* _KUTIPAN TERPILIH_

Senin 27 May 2013 02:03 WIB
Bencana di Freeport

Pemerintah Dinilai tak Serius Selidiki Freeport

Ratusan pekerja tambang PT. Freeport Indonesia berkumpul di Mile 72 menunggu kepastian nasib rekan mereka yang tertimbun longsor di Terowongan Big Gossan, Tembagapura, Timika, Papua, Kamis (16/5).
Foto: Antara/Spedy Paereng
Ratusan pekerja tambang PT. Freeport Indonesia berkumpul di Mile 72 menunggu kepastian nasib rekan mereka yang tertimbun longsor di Terowongan Big Gossan, Tembagapura, Timika, Papua, Kamis (16/5).

REPUBLIKA.CO.ID, JAKARTA - Federasi Serikat Pekerja Kimia Energi dan Pertambangan (FSPKEP-SPSI) menemukan sejumlah kejanggalan terkait robohnya ruang kelas di areal tambang bawah tanah PT Freeport Indonesia, Mimika, Papua. Pemerintah diminta menyeriusi investigasi kecelakaan yang menewaskan 28 orang itu. “Hingga hari ini kami menilai tidak ada keseriusan pemerintah menangani kasus ini,” ujar Sekretaris Umum FSPKEP-SPSI Subiyanto.

* _BARIS DATA_
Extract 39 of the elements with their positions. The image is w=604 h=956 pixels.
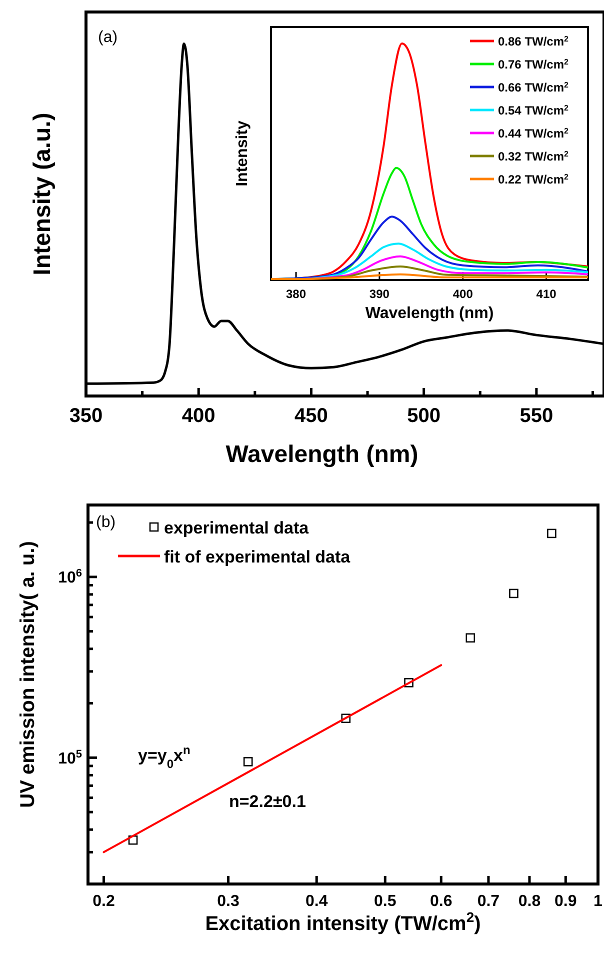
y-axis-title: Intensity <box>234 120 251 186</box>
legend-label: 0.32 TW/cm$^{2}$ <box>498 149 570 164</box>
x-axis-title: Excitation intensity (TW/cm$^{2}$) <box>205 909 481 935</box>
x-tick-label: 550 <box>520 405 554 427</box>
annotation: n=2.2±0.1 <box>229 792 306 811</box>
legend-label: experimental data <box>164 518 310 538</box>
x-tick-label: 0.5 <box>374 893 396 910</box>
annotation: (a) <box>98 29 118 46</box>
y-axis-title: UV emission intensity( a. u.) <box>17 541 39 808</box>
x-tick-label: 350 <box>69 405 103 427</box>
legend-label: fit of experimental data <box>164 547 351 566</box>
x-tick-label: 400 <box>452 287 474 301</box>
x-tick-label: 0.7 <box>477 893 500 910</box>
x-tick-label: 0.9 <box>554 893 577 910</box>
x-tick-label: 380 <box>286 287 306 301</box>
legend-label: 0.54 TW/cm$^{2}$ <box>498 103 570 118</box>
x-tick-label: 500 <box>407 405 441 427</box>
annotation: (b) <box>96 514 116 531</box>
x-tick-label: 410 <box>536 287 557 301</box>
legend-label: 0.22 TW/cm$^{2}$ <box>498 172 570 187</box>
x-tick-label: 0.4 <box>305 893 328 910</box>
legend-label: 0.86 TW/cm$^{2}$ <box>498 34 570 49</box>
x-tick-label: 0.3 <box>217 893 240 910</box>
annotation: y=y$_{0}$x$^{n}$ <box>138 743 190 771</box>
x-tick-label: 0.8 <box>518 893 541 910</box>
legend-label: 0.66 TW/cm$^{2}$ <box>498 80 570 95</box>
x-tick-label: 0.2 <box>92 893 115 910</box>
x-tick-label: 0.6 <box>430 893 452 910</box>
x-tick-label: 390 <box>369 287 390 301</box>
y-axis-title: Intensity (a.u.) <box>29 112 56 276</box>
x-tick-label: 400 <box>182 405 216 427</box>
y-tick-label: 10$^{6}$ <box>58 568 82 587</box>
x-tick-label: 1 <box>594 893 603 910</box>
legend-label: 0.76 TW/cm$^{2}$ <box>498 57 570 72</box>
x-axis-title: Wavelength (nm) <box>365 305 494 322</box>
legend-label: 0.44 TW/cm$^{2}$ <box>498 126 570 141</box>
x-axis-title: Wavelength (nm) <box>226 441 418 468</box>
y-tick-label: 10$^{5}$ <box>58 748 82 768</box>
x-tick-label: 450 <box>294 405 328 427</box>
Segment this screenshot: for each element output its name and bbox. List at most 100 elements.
---
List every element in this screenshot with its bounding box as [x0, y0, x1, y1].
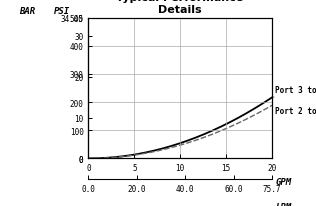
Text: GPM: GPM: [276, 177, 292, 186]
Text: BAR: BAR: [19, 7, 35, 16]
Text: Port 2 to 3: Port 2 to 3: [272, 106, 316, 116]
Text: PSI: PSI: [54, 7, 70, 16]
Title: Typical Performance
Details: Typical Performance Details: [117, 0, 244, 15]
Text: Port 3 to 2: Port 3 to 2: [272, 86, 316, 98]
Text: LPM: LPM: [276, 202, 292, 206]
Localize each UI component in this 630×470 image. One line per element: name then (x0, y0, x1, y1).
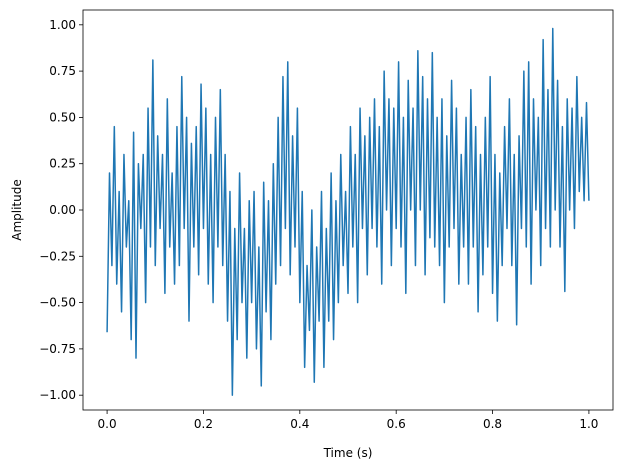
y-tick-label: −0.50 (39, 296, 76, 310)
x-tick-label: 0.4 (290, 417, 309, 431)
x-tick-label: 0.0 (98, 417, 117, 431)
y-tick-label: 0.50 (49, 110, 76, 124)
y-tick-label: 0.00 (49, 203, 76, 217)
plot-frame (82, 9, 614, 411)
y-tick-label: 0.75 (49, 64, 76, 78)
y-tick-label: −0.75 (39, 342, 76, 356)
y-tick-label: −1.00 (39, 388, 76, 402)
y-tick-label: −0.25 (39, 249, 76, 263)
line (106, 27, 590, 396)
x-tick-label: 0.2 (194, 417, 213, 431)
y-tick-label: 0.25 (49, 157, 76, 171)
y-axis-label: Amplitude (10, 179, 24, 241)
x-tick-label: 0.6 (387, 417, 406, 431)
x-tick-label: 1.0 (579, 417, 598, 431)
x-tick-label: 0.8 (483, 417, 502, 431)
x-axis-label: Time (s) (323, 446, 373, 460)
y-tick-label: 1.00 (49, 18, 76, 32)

* _KETENTUAN LATIHAN_
1) Tentukan apakah tiap pernyataan berikut sesuai dengan kutipan berita tentang kecelakaan di Freeport. Jawab ya atau tidak, disertai kata-kata penentu dari kutipan yang dikutip persis. (a) Kecelakaan itu menewaskan 28 orang. (b) Subiyanto menjabat sebagai Ketua Umum FSPKEP-SPSI. (c) Para pekerja tertimbun longsor di Terowongan Big Gossan.
2) Temukan setiap baris yang memuat kata "Typical", lalu salin baris tersebut secara utuh.
Kutipan berita dan baris data merupakan bahan yang terpisah satu sama lain.

* _JAWABAN LATIHAN_
1)
(a) Ya: "kecelakaan yang menewaskan 28 orang itu".
(b) Tidak: "Sekretaris Umum FSPKEP-SPSI Subiyanto".
(c) Ya: "tertimbun longsor di Terowongan Big Gossan".

2)
Title: Typical Performance
Details: Typical Performance Details: [117, 0, 244, 15]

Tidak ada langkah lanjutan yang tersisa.